**** Working data

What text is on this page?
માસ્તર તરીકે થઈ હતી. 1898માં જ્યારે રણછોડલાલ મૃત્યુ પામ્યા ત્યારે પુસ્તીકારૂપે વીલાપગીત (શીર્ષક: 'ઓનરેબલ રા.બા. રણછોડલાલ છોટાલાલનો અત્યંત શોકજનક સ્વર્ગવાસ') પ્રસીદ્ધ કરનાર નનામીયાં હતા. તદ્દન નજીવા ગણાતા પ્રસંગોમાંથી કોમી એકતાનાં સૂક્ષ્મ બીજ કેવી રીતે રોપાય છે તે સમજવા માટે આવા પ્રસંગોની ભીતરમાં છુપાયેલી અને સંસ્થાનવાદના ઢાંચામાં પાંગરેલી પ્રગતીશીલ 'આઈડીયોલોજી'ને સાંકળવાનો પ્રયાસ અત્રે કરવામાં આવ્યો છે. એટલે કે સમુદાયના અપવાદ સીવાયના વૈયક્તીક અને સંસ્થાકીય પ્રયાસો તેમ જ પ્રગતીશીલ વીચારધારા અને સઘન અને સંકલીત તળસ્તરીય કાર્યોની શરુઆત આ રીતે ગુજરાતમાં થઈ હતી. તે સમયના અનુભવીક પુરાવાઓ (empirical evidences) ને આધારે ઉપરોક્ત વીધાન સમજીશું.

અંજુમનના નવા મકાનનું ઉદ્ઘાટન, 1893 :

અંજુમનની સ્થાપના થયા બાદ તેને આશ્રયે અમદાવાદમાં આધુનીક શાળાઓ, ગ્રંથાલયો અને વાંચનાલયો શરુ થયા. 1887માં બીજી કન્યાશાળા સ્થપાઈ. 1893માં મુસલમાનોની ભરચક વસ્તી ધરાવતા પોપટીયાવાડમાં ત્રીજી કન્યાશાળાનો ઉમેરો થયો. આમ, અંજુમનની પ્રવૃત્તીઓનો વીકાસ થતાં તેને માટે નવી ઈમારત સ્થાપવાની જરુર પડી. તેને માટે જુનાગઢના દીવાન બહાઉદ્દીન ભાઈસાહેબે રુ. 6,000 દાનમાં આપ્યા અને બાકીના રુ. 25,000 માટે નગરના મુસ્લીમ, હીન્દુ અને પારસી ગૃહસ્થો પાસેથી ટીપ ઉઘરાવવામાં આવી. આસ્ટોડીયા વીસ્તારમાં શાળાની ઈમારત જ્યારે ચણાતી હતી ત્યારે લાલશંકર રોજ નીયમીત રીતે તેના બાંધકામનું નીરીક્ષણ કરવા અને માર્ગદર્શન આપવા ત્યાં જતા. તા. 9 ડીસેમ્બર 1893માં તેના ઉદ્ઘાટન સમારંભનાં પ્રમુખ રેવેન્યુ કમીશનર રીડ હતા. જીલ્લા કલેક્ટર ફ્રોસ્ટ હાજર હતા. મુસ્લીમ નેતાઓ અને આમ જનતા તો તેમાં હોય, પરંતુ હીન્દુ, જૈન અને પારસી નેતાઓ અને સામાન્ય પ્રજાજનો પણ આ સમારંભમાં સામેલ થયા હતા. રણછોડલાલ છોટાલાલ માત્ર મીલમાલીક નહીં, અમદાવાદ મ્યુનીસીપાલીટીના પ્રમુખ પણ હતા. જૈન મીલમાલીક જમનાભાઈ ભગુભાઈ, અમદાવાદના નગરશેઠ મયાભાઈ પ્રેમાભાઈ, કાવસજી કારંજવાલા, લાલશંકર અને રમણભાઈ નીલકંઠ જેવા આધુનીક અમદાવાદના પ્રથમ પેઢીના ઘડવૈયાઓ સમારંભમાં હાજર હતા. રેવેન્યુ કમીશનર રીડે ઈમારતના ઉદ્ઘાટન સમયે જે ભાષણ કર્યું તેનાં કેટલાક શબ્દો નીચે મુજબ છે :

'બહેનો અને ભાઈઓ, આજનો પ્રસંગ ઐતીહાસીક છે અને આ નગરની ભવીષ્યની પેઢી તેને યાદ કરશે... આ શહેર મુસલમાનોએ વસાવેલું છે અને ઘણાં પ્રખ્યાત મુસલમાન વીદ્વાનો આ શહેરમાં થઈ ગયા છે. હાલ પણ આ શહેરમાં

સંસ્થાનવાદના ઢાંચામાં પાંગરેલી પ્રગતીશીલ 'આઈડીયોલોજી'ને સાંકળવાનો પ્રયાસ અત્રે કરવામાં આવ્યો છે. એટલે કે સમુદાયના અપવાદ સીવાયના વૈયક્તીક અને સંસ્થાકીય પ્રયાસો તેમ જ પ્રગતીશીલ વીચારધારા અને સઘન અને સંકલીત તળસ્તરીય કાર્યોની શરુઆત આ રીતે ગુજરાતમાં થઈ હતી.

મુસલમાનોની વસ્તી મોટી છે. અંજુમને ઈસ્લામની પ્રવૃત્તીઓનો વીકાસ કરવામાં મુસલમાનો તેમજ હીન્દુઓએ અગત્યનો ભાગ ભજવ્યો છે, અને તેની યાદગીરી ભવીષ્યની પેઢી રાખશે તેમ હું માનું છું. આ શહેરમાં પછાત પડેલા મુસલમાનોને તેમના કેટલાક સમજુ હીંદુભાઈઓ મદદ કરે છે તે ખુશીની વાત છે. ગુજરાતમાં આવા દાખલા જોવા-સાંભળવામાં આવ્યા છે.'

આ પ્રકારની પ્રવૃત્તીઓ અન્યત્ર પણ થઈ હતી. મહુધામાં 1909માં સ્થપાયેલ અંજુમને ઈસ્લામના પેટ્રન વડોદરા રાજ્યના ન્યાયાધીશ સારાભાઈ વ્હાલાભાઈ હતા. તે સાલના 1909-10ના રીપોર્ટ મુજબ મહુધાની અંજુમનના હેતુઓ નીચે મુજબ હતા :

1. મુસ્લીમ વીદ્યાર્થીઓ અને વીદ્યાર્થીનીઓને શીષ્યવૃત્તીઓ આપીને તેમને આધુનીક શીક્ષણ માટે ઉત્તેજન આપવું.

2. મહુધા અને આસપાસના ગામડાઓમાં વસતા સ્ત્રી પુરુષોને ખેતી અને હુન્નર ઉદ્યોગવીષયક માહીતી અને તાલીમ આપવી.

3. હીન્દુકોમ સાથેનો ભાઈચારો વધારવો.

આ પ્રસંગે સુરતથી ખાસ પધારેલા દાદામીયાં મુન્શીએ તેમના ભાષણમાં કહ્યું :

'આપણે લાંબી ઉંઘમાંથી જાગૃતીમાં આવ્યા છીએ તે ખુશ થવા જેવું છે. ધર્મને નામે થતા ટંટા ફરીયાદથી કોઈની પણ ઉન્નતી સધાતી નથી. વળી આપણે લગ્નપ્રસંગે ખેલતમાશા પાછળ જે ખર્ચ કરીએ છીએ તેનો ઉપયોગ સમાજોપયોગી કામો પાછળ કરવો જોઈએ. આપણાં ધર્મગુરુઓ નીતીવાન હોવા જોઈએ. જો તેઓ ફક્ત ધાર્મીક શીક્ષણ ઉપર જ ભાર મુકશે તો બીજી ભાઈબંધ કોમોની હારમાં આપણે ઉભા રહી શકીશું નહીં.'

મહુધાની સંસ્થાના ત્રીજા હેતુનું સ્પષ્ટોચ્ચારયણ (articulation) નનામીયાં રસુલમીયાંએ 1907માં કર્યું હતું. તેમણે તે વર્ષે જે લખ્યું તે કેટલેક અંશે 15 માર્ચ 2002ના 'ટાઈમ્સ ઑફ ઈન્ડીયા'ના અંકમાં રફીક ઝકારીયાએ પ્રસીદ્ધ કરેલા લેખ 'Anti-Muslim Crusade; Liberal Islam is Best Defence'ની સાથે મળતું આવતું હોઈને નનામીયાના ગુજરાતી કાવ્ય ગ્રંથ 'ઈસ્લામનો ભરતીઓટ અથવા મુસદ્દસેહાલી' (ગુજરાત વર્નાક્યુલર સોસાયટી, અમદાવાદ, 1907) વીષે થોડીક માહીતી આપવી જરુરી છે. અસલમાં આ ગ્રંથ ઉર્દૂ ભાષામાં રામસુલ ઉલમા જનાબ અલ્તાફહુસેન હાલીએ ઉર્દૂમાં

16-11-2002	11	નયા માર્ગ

********

**Task objective**
Gather from the records above every line containing the string "નગરન".

**The reply**
અંજુમનની સ્થાપના થયા બાદ તેને આશ્રયે અમદાવાદમાં આધુનીક શાળાઓ, ગ્રંથાલયો અને વાંચનાલયો શરુ થયા. 1887માં બીજી કન્યાશાળા સ્થપાઈ. 1893માં મુસલમાનોની ભરચક વસ્તી ધરાવતા પોપટીયાવાડમાં ત્રીજી કન્યાશાળાનો ઉમેરો થયો. આમ, અંજુમનની પ્રવૃત્તીઓનો વીકાસ થતાં તેને માટે નવી ઈમારત સ્થાપવાની જરુર પડી. તેને માટે જુનાગઢના દીવાન બહાઉદ્દીન ભાઈસાહેબે રુ. 6,000 દાનમાં આપ્યા અને બાકીના રુ. 25,000 માટે નગરના મુસ્લીમ, હીન્દુ અને પારસી ગૃહસ્થો પાસેથી ટીપ ઉઘરાવવામાં આવી. આસ્ટોડીયા વીસ્તારમાં શાળાની ઈમારત જ્યારે ચણાતી હતી ત્યારે લાલશંકર રોજ નીયમીત રીતે તેના બાંધકામનું નીરીક્ષણ કરવા અને માર્ગદર્શન આપવા ત્યાં જતા. તા. 9 ડીસેમ્બર 1893માં તેના ઉદ્ઘાટન સમારંભનાં પ્રમુખ રેવેન્યુ કમીશનર રીડ હતા. જીલ્લા કલેક્ટર ફ્રોસ્ટ હાજર હતા. મુસ્લીમ નેતાઓ અને આમ જનતા તો તેમાં હોય, પરંતુ હીન્દુ, જૈન અને પારસી નેતાઓ અને સામાન્ય પ્રજાજનો પણ આ સમારંભમાં સામેલ થયા હતા. રણછોડલાલ છોટાલાલ માત્ર મીલમાલીક નહીં, અમદાવાદ મ્યુનીસીપાલીટીના પ્રમુખ પણ હતા. જૈન મીલમાલીક જમનાભાઈ ભગુભાઈ, અમદાવાદના નગરશેઠ મયાભાઈ પ્રેમાભાઈ, કાવસજી કારંજવાલા, લાલશંકર અને રમણભાઈ નીલકંઠ જેવા આધુનીક અમદાવાદના પ્રથમ પેઢીના ઘડવૈયાઓ સમારંભમાં હાજર હતા. રેવેન્યુ કમીશનર રીડે ઈમારતના ઉદ્ઘાટન સમયે જે ભાષણ કર્યું તેનાં કેટલાક શબ્દો નીચે મુજબ છે :
'બહેનો અને ભાઈઓ, આજનો પ્રસંગ ઐતીહાસીક છે અને આ નગરની ભવીષ્યની પેઢી તેને યાદ કરશે... આ શહેર મુસલમાનોએ વસાવેલું છે અને ઘણાં પ્રખ્યાત મુસલમાન વીદ્વાનો આ શહેરમાં થઈ ગયા છે. હાલ પણ આ શહેરમાં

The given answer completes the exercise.